[start]

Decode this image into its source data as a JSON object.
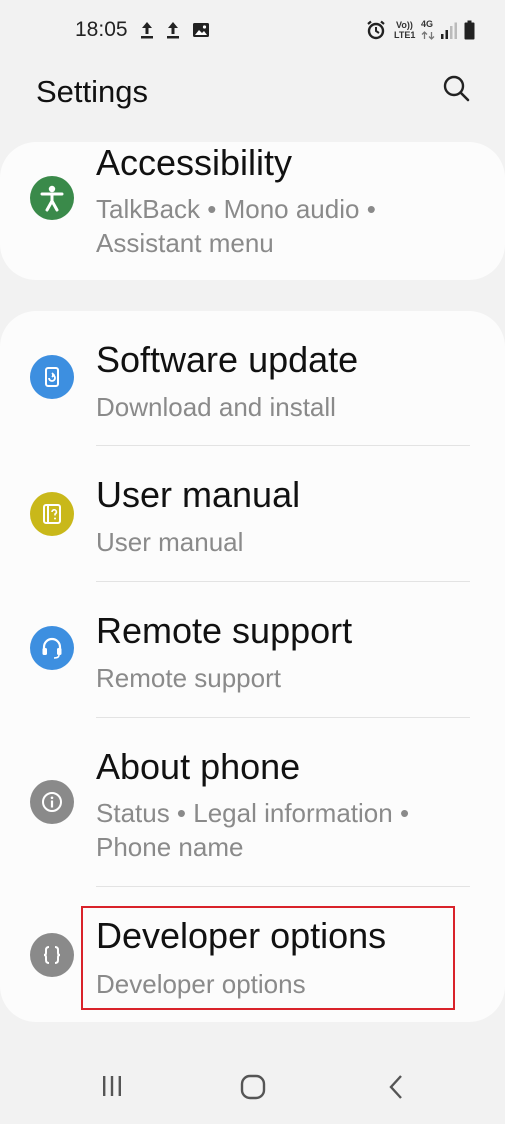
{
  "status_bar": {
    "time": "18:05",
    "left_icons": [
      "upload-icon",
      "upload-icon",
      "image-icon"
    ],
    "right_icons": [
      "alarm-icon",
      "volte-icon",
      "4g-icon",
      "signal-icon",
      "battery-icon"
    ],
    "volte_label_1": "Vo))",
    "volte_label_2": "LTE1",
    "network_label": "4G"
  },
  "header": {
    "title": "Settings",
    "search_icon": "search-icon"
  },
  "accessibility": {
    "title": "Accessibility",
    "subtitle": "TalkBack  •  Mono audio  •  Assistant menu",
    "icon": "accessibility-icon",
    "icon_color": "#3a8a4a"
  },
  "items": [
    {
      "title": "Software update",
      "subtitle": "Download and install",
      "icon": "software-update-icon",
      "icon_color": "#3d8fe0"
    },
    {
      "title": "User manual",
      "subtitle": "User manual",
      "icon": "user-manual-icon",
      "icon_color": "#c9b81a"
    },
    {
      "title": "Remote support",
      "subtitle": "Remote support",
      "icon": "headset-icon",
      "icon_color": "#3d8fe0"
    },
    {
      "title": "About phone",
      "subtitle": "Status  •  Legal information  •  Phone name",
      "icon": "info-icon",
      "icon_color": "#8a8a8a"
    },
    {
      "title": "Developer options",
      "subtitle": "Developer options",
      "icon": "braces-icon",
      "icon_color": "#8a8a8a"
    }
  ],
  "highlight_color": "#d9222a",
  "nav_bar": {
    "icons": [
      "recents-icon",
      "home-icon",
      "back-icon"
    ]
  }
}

[end]

Stated exercise
Your task is to copy the entries in full and exactly, without any images.

Result of the task
Decode this image into its source data as a JSON object.
{
  "status_bar": {
    "time": "18:05",
    "left_icons": [
      "upload-icon",
      "upload-icon",
      "image-icon"
    ],
    "right_icons": [
      "alarm-icon",
      "volte-icon",
      "4g-icon",
      "signal-icon",
      "battery-icon"
    ],
    "volte_label_1": "Vo))",
    "volte_label_2": "LTE1",
    "network_label": "4G"
  },
  "header": {
    "title": "Settings",
    "search_icon": "search-icon"
  },
  "accessibility": {
    "title": "Accessibility",
    "subtitle": "TalkBack  •  Mono audio  •  Assistant menu",
    "icon": "accessibility-icon",
    "icon_color": "#3a8a4a"
  },
  "items": [
    {
      "title": "Software update",
      "subtitle": "Download and install",
      "icon": "software-update-icon",
      "icon_color": "#3d8fe0"
    },
    {
      "title": "User manual",
      "subtitle": "User manual",
      "icon": "user-manual-icon",
      "icon_color": "#c9b81a"
    },
    {
      "title": "Remote support",
      "subtitle": "Remote support",
      "icon": "headset-icon",
      "icon_color": "#3d8fe0"
    },
    {
      "title": "About phone",
      "subtitle": "Status  •  Legal information  •  Phone name",
      "icon": "info-icon",
      "icon_color": "#8a8a8a"
    },
    {
      "title": "Developer options",
      "subtitle": "Developer options",
      "icon": "braces-icon",
      "icon_color": "#8a8a8a"
    }
  ],
  "highlight_color": "#d9222a",
  "nav_bar": {
    "icons": [
      "recents-icon",
      "home-icon",
      "back-icon"
    ]
  }
}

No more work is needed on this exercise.